* _Written request_:
Repeat all the records exactly, omitting pictures.

* _Records for the task_:
________________________________________

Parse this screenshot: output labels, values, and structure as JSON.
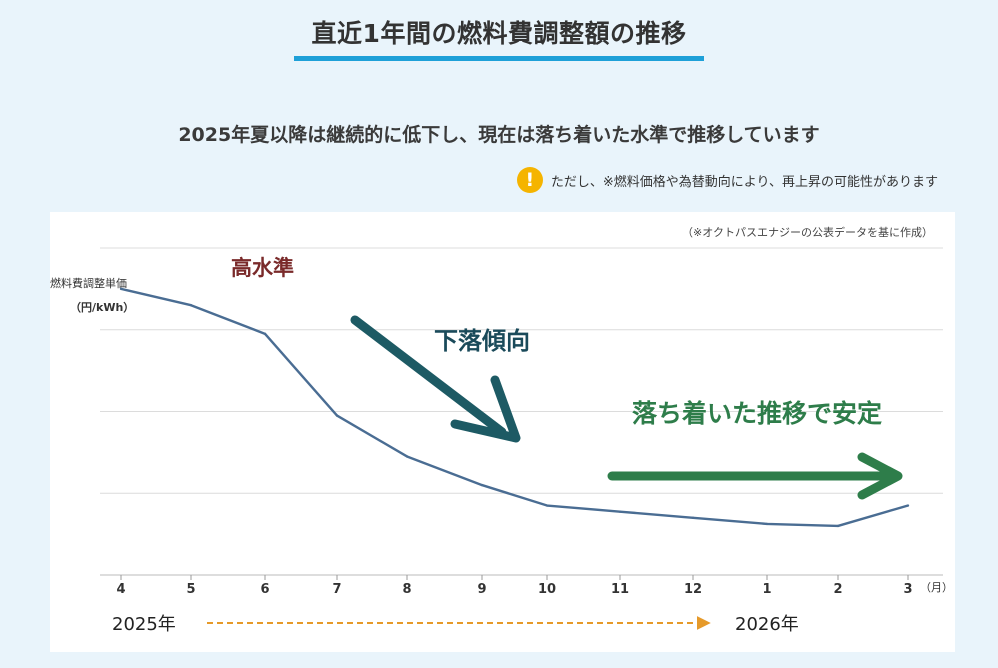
{
  "header": {
    "title": "直近1年間の燃料費調整額の推移"
  },
  "subtitle": "2025年夏以降は継続的に低下し、現在は落ち着いた水準で推移しています",
  "note": {
    "icon": "warning-icon",
    "icon_glyph": "!",
    "text": "ただし、※燃料価格や為替動向により、再上昇の可能性があります"
  },
  "source": "（※オクトパスエナジーの公表データを基に作成）",
  "year_start": "2025年",
  "year_end": "2026年",
  "annotations": {
    "high": "高水準",
    "falling": "下落傾向",
    "stable": "落ち着いた推移で安定"
  },
  "colors": {
    "line": "#4a6d93",
    "title_underline": "#1ea0d8",
    "high": "#7a2a2a",
    "falling": "#1a4a5a",
    "falling_arrow": "#1d5a64",
    "stable": "#2e7d4a",
    "year_arrow": "#e69a2a",
    "grid": "#dcdcdc"
  },
  "chart_data": {
    "type": "line",
    "title": "",
    "ylabel_line1": "燃料費調整単価",
    "ylabel_line2": "（円/kWh）",
    "xlabel_unit": "（月）",
    "categories": [
      "4",
      "5",
      "6",
      "7",
      "8",
      "9",
      "10",
      "11",
      "12",
      "1",
      "2",
      "3"
    ],
    "series": [
      {
        "name": "燃料費調整単価",
        "values": [
          9.0,
          8.6,
          7.9,
          5.9,
          4.9,
          4.2,
          3.7,
          3.55,
          3.4,
          3.25,
          3.2,
          3.7
        ]
      }
    ],
    "ylim": [
      2.0,
      10.0
    ],
    "grid": true,
    "y_tick_labels_shown": false
  }
}
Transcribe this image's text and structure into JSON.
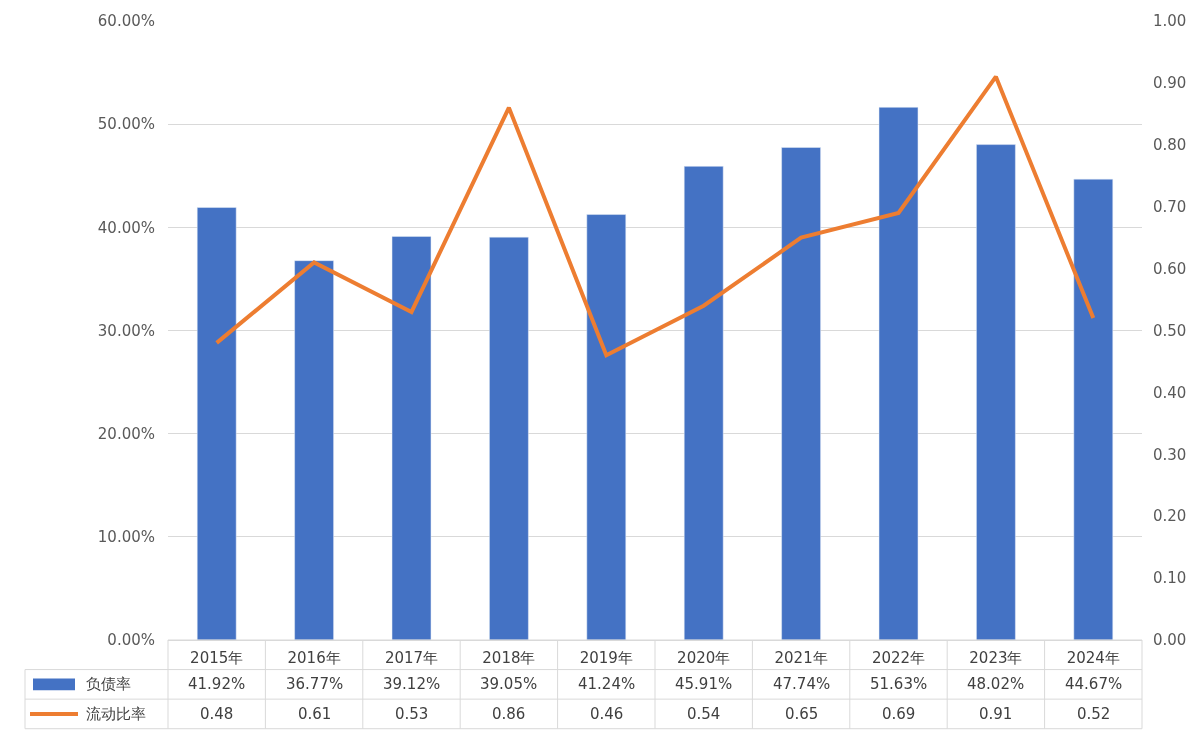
{
  "chart_data": {
    "type": "bar",
    "categories": [
      "2015年",
      "2016年",
      "2017年",
      "2018年",
      "2019年",
      "2020年",
      "2021年",
      "2022年",
      "2023年",
      "2024年"
    ],
    "series": [
      {
        "name": "负债率",
        "color": "#4472c4",
        "values": [
          41.92,
          36.77,
          39.12,
          39.05,
          41.24,
          45.91,
          47.74,
          51.63,
          48.02,
          44.67
        ],
        "value_labels": [
          "41.92%",
          "36.77%",
          "39.12%",
          "39.05%",
          "41.24%",
          "45.91%",
          "47.74%",
          "51.63%",
          "48.02%",
          "44.67%"
        ]
      },
      {
        "name": "流动比率",
        "type": "line",
        "axis": "y2",
        "color": "#ed7d31",
        "values": [
          0.48,
          0.61,
          0.53,
          0.86,
          0.46,
          0.54,
          0.65,
          0.69,
          0.91,
          0.52
        ],
        "value_labels": [
          "0.48",
          "0.61",
          "0.53",
          "0.86",
          "0.46",
          "0.54",
          "0.65",
          "0.69",
          "0.91",
          "0.52"
        ]
      }
    ],
    "ylim": [
      0,
      60
    ],
    "yticks": [
      {
        "value": 0,
        "label": "0.00%"
      },
      {
        "value": 10,
        "label": "10.00%"
      },
      {
        "value": 20,
        "label": "20.00%"
      },
      {
        "value": 30,
        "label": "30.00%"
      },
      {
        "value": 40,
        "label": "40.00%"
      },
      {
        "value": 50,
        "label": "50.00%"
      },
      {
        "value": 60,
        "label": "60.00%"
      }
    ],
    "y2lim": [
      0,
      1
    ],
    "y2ticks": [
      {
        "value": 0,
        "label": "0.00"
      },
      {
        "value": 0.1,
        "label": "0.10"
      },
      {
        "value": 0.2,
        "label": "0.20"
      },
      {
        "value": 0.3,
        "label": "0.30"
      },
      {
        "value": 0.4,
        "label": "0.40"
      },
      {
        "value": 0.5,
        "label": "0.50"
      },
      {
        "value": 0.6,
        "label": "0.60"
      },
      {
        "value": 0.7,
        "label": "0.70"
      },
      {
        "value": 0.8,
        "label": "0.80"
      },
      {
        "value": 0.9,
        "label": "0.90"
      },
      {
        "value": 1,
        "label": "1.00"
      }
    ],
    "grid": "y",
    "legend": "bottom left",
    "line_style": "solid",
    "marker": "none"
  }
}
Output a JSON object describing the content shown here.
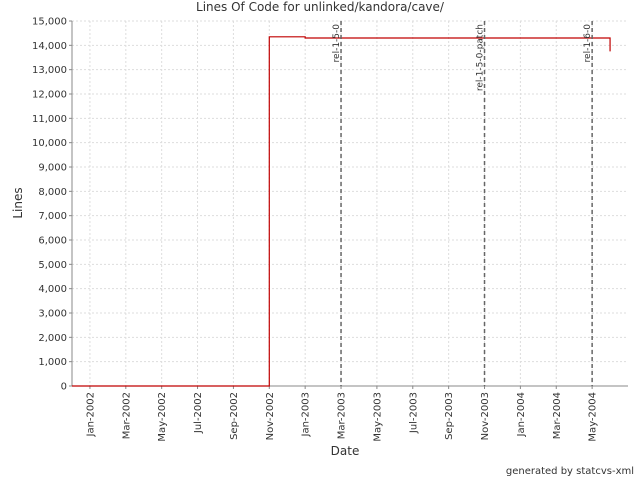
{
  "chart_data": {
    "type": "line",
    "title": "Lines Of Code for unlinked/kandora/cave/",
    "x_label": "Date",
    "y_label": "Lines",
    "footer": "generated by statcvs-xml",
    "step": true,
    "grid": true,
    "x": [
      "2001-12",
      "2002-11",
      "2003-01",
      "2004-06"
    ],
    "series": [
      {
        "name": "Lines",
        "color": "#c00000",
        "values": [
          0,
          14350,
          14300,
          13750
        ]
      }
    ],
    "xlim": [
      "2001-12",
      "2004-07"
    ],
    "xticks": [
      {
        "value": "2002-01",
        "label": "Jan-2002"
      },
      {
        "value": "2002-03",
        "label": "Mar-2002"
      },
      {
        "value": "2002-05",
        "label": "May-2002"
      },
      {
        "value": "2002-07",
        "label": "Jul-2002"
      },
      {
        "value": "2002-09",
        "label": "Sep-2002"
      },
      {
        "value": "2002-11",
        "label": "Nov-2002"
      },
      {
        "value": "2003-01",
        "label": "Jan-2003"
      },
      {
        "value": "2003-03",
        "label": "Mar-2003"
      },
      {
        "value": "2003-05",
        "label": "May-2003"
      },
      {
        "value": "2003-07",
        "label": "Jul-2003"
      },
      {
        "value": "2003-09",
        "label": "Sep-2003"
      },
      {
        "value": "2003-11",
        "label": "Nov-2003"
      },
      {
        "value": "2004-01",
        "label": "Jan-2004"
      },
      {
        "value": "2004-03",
        "label": "Mar-2004"
      },
      {
        "value": "2004-05",
        "label": "May-2004"
      }
    ],
    "ylim": [
      0,
      15000
    ],
    "yticks": [
      0,
      {
        "value": 1000,
        "label": "1,000"
      },
      {
        "value": 2000,
        "label": "2,000"
      },
      {
        "value": 3000,
        "label": "3,000"
      },
      {
        "value": 4000,
        "label": "4,000"
      },
      {
        "value": 5000,
        "label": "5,000"
      },
      {
        "value": 6000,
        "label": "6,000"
      },
      {
        "value": 7000,
        "label": "7,000"
      },
      {
        "value": 8000,
        "label": "8,000"
      },
      {
        "value": 9000,
        "label": "9,000"
      },
      {
        "value": 10000,
        "label": "10,000"
      },
      {
        "value": 11000,
        "label": "11,000"
      },
      {
        "value": 12000,
        "label": "12,000"
      },
      {
        "value": 13000,
        "label": "13,000"
      },
      {
        "value": 14000,
        "label": "14,000"
      },
      {
        "value": 15000,
        "label": "15,000"
      }
    ],
    "markers": [
      {
        "label": "rel-1-5-0",
        "x": "2003-03"
      },
      {
        "label": "rel-1-5-0-patch",
        "x": "2003-11"
      },
      {
        "label": "rel-1-6-0",
        "x": "2004-05"
      }
    ]
  }
}
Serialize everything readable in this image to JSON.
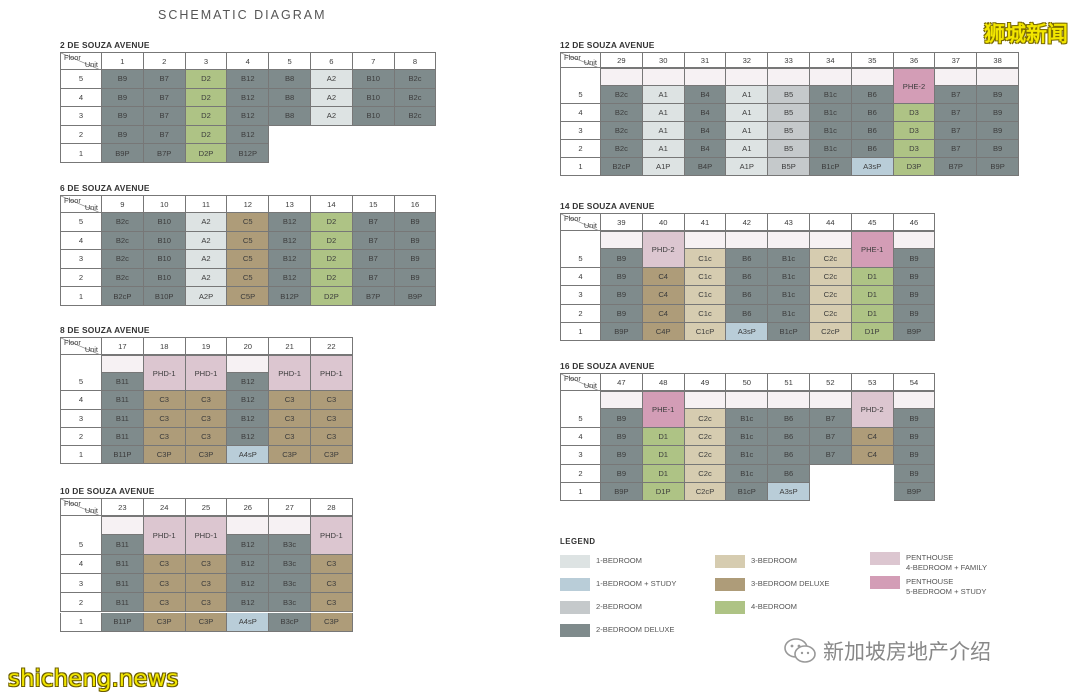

________________________________________

* _Finished task_:
Parse this screenshot: output labels, values, and structure as JSON.
{
  "header": {
    "title": "直近1年間の燃料費調整額の推移"
  },
  "subtitle": "2025年夏以降は継続的に低下し、現在は落ち着いた水準で推移しています",
  "note": {
    "icon": "warning-icon",
    "icon_glyph": "!",
    "text": "ただし、※燃料価格や為替動向により、再上昇の可能性があります"
  },
  "source": "（※オクトパスエナジーの公表データを基に作成）",
  "year_start": "2025年",
  "year_end": "2026年",
  "annotations": {
    "high": "高水準",
    "falling": "下落傾向",
    "stable": "落ち着いた推移で安定"
  },
  "colors": {
    "line": "#4a6d93",
    "title_underline": "#1ea0d8",
    "high": "#7a2a2a",
    "falling": "#1a4a5a",
    "falling_arrow": "#1d5a64",
    "stable": "#2e7d4a",
    "year_arrow": "#e69a2a",
    "grid": "#dcdcdc"
  },
  "chart_data": {
    "type": "line",
    "title": "",
    "ylabel_line1": "燃料費調整単価",
    "ylabel_line2": "（円/kWh）",
    "xlabel_unit": "（月）",
    "categories": [
      "4",
      "5",
      "6",
      "7",
      "8",
      "9",
      "10",
      "11",
      "12",
      "1",
      "2",
      "3"
    ],
    "series": [
      {
        "name": "燃料費調整単価",
        "values": [
          9.0,
          8.6,
          7.9,
          5.9,
          4.9,
          4.2,
          3.7,
          3.55,
          3.4,
          3.25,
          3.2,
          3.7
        ]
      }
    ],
    "ylim": [
      2.0,
      10.0
    ],
    "grid": true,
    "y_tick_labels_shown": false
  }
}
Transcribe this image's text and structure into JSON.
{
  "chart_data": {
    "type": "bar",
    "categories": [
      "2015年",
      "2016年",
      "2017年",
      "2018年",
      "2019年",
      "2020年",
      "2021年",
      "2022年",
      "2023年",
      "2024年"
    ],
    "series": [
      {
        "name": "负债率",
        "color": "#4472c4",
        "values": [
          41.92,
          36.77,
          39.12,
          39.05,
          41.24,
          45.91,
          47.74,
          51.63,
          48.02,
          44.67
        ],
        "value_labels": [
          "41.92%",
          "36.77%",
          "39.12%",
          "39.05%",
          "41.24%",
          "45.91%",
          "47.74%",
          "51.63%",
          "48.02%",
          "44.67%"
        ]
      },
      {
        "name": "流动比率",
        "type": "line",
        "axis": "y2",
        "color": "#ed7d31",
        "values": [
          0.48,
          0.61,
          0.53,
          0.86,
          0.46,
          0.54,
          0.65,
          0.69,
          0.91,
          0.52
        ],
        "value_labels": [
          "0.48",
          "0.61",
          "0.53",
          "0.86",
          "0.46",
          "0.54",
          "0.65",
          "0.69",
          "0.91",
          "0.52"
        ]
      }
    ],
    "ylim": [
      0,
      60
    ],
    "yticks": [
      {
        "value": 0,
        "label": "0.00%"
      },
      {
        "value": 10,
        "label": "10.00%"
      },
      {
        "value": 20,
        "label": "20.00%"
      },
      {
        "value": 30,
        "label": "30.00%"
      },
      {
        "value": 40,
        "label": "40.00%"
      },
      {
        "value": 50,
        "label": "50.00%"
      },
      {
        "value": 60,
        "label": "60.00%"
      }
    ],
    "y2lim": [
      0,
      1
    ],
    "y2ticks": [
      {
        "value": 0,
        "label": "0.00"
      },
      {
        "value": 0.1,
        "label": "0.10"
      },
      {
        "value": 0.2,
        "label": "0.20"
      },
      {
        "value": 0.3,
        "label": "0.30"
      },
      {
        "value": 0.4,
        "label": "0.40"
      },
      {
        "value": 0.5,
        "label": "0.50"
      },
      {
        "value": 0.6,
        "label": "0.60"
      },
      {
        "value": 0.7,
        "label": "0.70"
      },
      {
        "value": 0.8,
        "label": "0.80"
      },
      {
        "value": 0.9,
        "label": "0.90"
      },
      {
        "value": 1,
        "label": "1.00"
      }
    ],
    "grid": "y",
    "legend": "bottom left",
    "line_style": "solid",
    "marker": "none"
  }
}
Output a JSON object describing the content shown here.
{
  "chart_data": {
    "type": "line",
    "title": "Lines Of Code for unlinked/kandora/cave/",
    "x_label": "Date",
    "y_label": "Lines",
    "footer": "generated by statcvs-xml",
    "step": true,
    "grid": true,
    "x": [
      "2001-12",
      "2002-11",
      "2003-01",
      "2004-06"
    ],
    "series": [
      {
        "name": "Lines",
        "color": "#c00000",
        "values": [
          0,
          14350,
          14300,
          13750
        ]
      }
    ],
    "xlim": [
      "2001-12",
      "2004-07"
    ],
    "xticks": [
      {
        "value": "2002-01",
        "label": "Jan-2002"
      },
      {
        "value": "2002-03",
        "label": "Mar-2002"
      },
      {
        "value": "2002-05",
        "label": "May-2002"
      },
      {
        "value": "2002-07",
        "label": "Jul-2002"
      },
      {
        "value": "2002-09",
        "label": "Sep-2002"
      },
      {
        "value": "2002-11",
        "label": "Nov-2002"
      },
      {
        "value": "2003-01",
        "label": "Jan-2003"
      },
      {
        "value": "2003-03",
        "label": "Mar-2003"
      },
      {
        "value": "2003-05",
        "label": "May-2003"
      },
      {
        "value": "2003-07",
        "label": "Jul-2003"
      },
      {
        "value": "2003-09",
        "label": "Sep-2003"
      },
      {
        "value": "2003-11",
        "label": "Nov-2003"
      },
      {
        "value": "2004-01",
        "label": "Jan-2004"
      },
      {
        "value": "2004-03",
        "label": "Mar-2004"
      },
      {
        "value": "2004-05",
        "label": "May-2004"
      }
    ],
    "ylim": [
      0,
      15000
    ],
    "yticks": [
      0,
      {
        "value": 1000,
        "label": "1,000"
      },
      {
        "value": 2000,
        "label": "2,000"
      },
      {
        "value": 3000,
        "label": "3,000"
      },
      {
        "value": 4000,
        "label": "4,000"
      },
      {
        "value": 5000,
        "label": "5,000"
      },
      {
        "value": 6000,
        "label": "6,000"
      },
      {
        "value": 7000,
        "label": "7,000"
      },
      {
        "value": 8000,
        "label": "8,000"
      },
      {
        "value": 9000,
        "label": "9,000"
      },
      {
        "value": 10000,
        "label": "10,000"
      },
      {
        "value": 11000,
        "label": "11,000"
      },
      {
        "value": 12000,
        "label": "12,000"
      },
      {
        "value": 13000,
        "label": "13,000"
      },
      {
        "value": 14000,
        "label": "14,000"
      },
      {
        "value": 15000,
        "label": "15,000"
      }
    ],
    "markers": [
      {
        "label": "rel-1-5-0",
        "x": "2003-03"
      },
      {
        "label": "rel-1-5-0-patch",
        "x": "2003-11"
      },
      {
        "label": "rel-1-6-0",
        "x": "2004-05"
      }
    ]
  }
}
Serialize everything readable in this image to JSON.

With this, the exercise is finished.